--- start PROVIDED ENTRIES ---

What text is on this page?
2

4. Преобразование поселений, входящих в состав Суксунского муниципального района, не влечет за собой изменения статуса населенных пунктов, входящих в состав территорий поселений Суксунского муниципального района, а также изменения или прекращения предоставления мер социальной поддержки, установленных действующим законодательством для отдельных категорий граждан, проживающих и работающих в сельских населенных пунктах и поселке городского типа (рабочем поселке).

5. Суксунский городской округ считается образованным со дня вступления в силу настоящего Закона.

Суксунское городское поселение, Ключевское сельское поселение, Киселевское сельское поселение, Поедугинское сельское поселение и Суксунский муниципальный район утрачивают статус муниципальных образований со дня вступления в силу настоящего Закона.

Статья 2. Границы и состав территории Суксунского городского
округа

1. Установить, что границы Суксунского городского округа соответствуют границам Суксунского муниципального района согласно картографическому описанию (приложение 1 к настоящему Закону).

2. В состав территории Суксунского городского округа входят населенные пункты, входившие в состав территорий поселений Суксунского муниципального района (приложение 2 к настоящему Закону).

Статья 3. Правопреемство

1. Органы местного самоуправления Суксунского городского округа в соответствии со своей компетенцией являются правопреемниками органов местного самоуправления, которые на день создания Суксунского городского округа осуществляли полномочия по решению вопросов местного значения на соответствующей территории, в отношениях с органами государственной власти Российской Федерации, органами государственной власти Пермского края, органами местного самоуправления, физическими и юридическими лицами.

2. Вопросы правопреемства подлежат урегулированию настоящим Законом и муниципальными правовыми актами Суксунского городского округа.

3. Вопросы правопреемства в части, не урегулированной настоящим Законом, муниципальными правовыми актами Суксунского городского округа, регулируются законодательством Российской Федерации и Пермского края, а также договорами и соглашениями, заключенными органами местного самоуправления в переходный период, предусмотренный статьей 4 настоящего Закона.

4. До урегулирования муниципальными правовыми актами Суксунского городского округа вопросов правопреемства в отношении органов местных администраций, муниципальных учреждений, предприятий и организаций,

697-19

--- end PROVIDED ENTRIES ---

== JOB ==
Pick out the lines above that hold the string "настоящему" and show them.

== RESPONSE TO THIS TASK ==
1. Установить, что границы Суксунского городского округа соответствуют границам Суксунского муниципального района согласно картографическому описанию (приложение 1 к настоящему Закону).
2. В состав территории Суксунского городского округа входят населенные пункты, входившие в состав территорий поселений Суксунского муниципального района (приложение 2 к настоящему Закону).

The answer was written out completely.